Information:
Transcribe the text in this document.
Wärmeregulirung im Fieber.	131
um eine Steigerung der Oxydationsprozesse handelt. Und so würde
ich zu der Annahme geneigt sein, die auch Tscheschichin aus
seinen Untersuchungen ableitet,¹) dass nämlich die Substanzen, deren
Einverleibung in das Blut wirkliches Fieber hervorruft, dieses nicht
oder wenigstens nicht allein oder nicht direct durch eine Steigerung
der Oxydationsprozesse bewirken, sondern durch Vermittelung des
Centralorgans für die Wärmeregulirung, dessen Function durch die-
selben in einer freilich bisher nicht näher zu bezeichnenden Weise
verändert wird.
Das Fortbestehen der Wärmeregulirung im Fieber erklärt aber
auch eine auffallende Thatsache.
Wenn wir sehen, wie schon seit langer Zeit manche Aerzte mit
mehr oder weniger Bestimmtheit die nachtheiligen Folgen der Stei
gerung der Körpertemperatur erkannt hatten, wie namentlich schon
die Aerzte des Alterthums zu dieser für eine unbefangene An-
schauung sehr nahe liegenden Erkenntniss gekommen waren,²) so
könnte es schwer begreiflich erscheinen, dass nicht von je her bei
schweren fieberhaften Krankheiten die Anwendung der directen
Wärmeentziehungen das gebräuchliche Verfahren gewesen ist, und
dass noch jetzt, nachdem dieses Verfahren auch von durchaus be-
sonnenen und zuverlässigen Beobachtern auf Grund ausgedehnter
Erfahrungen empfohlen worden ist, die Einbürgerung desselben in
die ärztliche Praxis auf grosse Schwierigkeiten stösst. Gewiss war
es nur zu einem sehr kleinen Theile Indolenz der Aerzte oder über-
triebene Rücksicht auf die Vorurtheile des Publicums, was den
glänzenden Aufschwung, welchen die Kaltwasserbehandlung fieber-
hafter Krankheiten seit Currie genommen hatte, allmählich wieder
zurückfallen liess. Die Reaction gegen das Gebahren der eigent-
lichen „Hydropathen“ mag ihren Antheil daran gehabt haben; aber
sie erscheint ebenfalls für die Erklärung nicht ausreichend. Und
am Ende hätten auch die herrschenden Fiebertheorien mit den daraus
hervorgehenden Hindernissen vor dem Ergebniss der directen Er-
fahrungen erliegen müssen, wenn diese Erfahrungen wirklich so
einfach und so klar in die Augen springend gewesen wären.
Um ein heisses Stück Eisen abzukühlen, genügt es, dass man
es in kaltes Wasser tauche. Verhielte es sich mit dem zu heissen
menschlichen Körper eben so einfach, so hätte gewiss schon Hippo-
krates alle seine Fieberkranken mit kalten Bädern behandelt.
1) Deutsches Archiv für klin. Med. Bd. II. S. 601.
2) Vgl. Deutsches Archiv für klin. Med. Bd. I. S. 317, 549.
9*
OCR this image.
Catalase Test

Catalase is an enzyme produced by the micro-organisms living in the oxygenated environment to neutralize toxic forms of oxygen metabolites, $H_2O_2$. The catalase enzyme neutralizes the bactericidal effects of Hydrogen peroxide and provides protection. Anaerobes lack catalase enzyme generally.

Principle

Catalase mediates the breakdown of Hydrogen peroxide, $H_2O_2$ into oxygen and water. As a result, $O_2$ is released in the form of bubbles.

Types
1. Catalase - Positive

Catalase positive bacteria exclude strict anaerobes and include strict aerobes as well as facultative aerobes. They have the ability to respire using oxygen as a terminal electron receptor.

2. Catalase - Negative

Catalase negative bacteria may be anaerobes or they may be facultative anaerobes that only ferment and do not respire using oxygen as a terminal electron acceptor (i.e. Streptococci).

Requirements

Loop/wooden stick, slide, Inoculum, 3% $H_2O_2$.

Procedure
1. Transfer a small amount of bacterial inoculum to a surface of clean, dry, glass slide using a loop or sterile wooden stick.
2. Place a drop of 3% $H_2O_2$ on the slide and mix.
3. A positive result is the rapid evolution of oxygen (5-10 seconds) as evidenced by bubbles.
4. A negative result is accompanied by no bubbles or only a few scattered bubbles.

Exercise requirements: Filter the records above and copy every line that contains the word "Archiv".

Exercise answer:
1) Deutsches Archiv für klin. Med. Bd. II. S. 601.
2) Vgl. Deutsches Archiv für klin. Med. Bd. I. S. 317, 549.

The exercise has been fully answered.